- [EXERCISE INPUT]:
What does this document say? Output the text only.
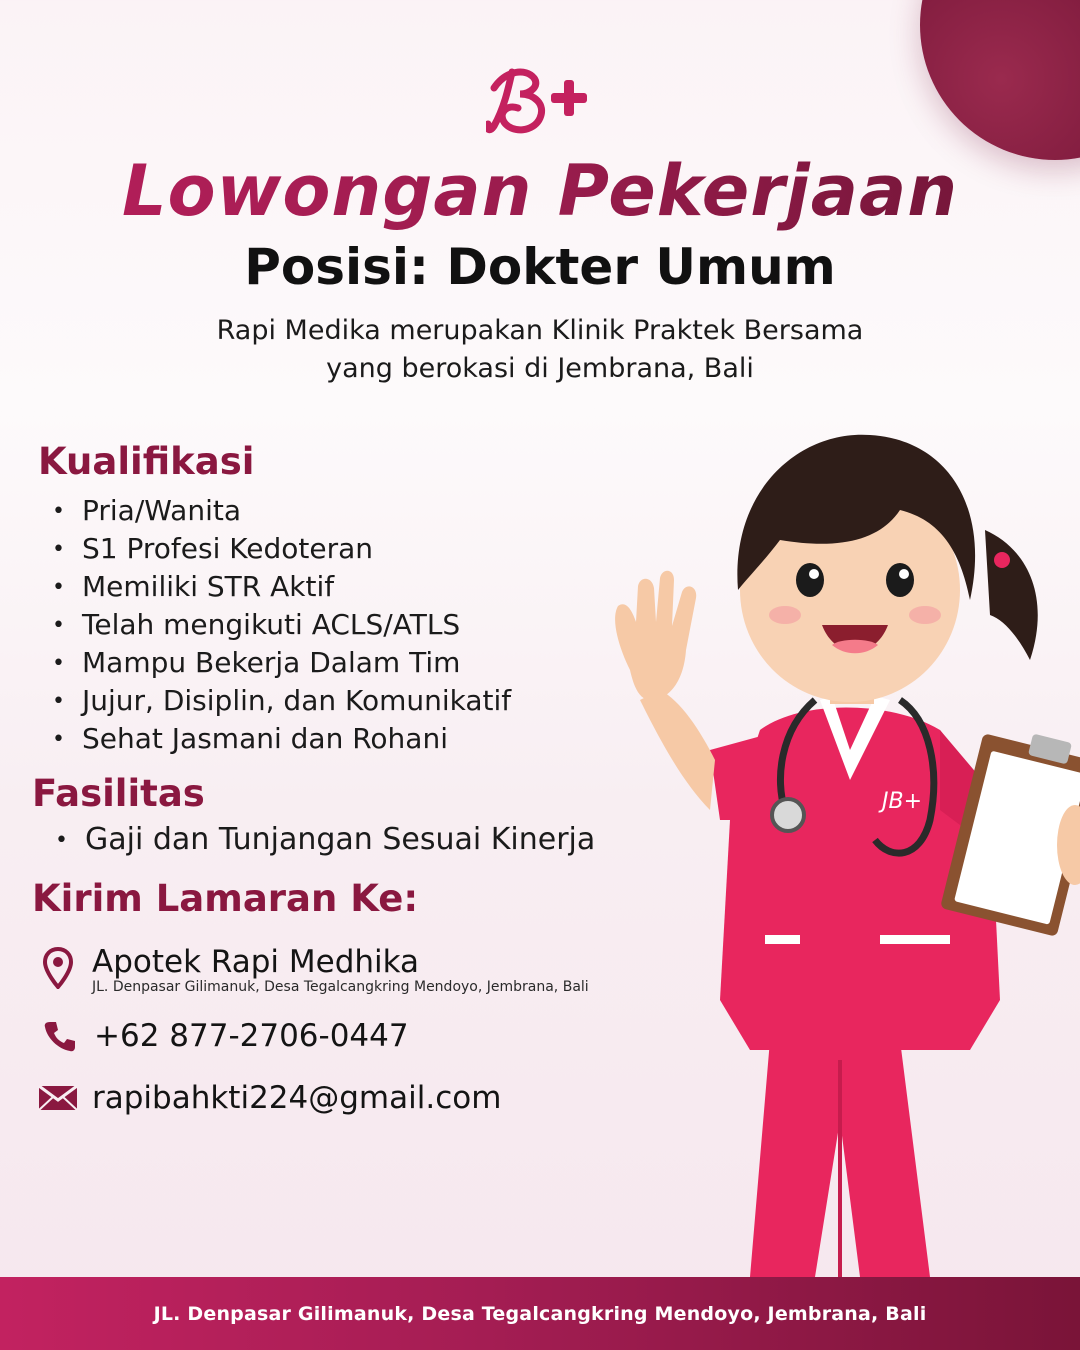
Lowongan Pekerjaan
Posisi: Dokter Umum
Rapi Medika merupakan Klinik Praktek Bersama
yang berokasi di Jembrana, Bali
Kualifikasi
• Pria/Wanita
• S1 Profesi Kedoteran
• Memiliki STR Aktif
• Telah mengikuti ACLS/ATLS
• Mampu Bekerja Dalam Tim
• Jujur, Disiplin, dan Komunikatif
• Sehat Jasmani dan Rohani
Fasilitas
• Gaji dan Tunjangan Sesuai Kinerja
Kirim Lamaran Ke:
Apotek Rapi Medhika
JL. Denpasar Gilimanuk, Desa Tegalcangkring Mendoyo, Jembrana, Bali
+62 877-2706-0447
rapibahkti224@gmail.com
JB+
JL. Denpasar Gilimanuk, Desa Tegalcangkring Mendoyo, Jembrana, Bali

- [SHORT PROBLEM]:
Every entry must be transcribed exactly. Pictures do not belong in the copy.

- [COMPLETE OUTPUT]:
What does this document say? Output the text only.
Lowongan Pekerjaan
Posisi: Dokter Umum
Rapi Medika merupakan Klinik Praktek Bersama
yang berokasi di Jembrana, Bali
Kualifikasi
• Pria/Wanita
• S1 Profesi Kedoteran
• Memiliki STR Aktif
• Telah mengikuti ACLS/ATLS
• Mampu Bekerja Dalam Tim
• Jujur, Disiplin, dan Komunikatif
• Sehat Jasmani dan Rohani
Fasilitas
• Gaji dan Tunjangan Sesuai Kinerja
Kirim Lamaran Ke:
Apotek Rapi Medhika
JL. Denpasar Gilimanuk, Desa Tegalcangkring Mendoyo, Jembrana, Bali
+62 877-2706-0447
rapibahkti224@gmail.com
JB+
JL. Denpasar Gilimanuk, Desa Tegalcangkring Mendoyo, Jembrana, Bali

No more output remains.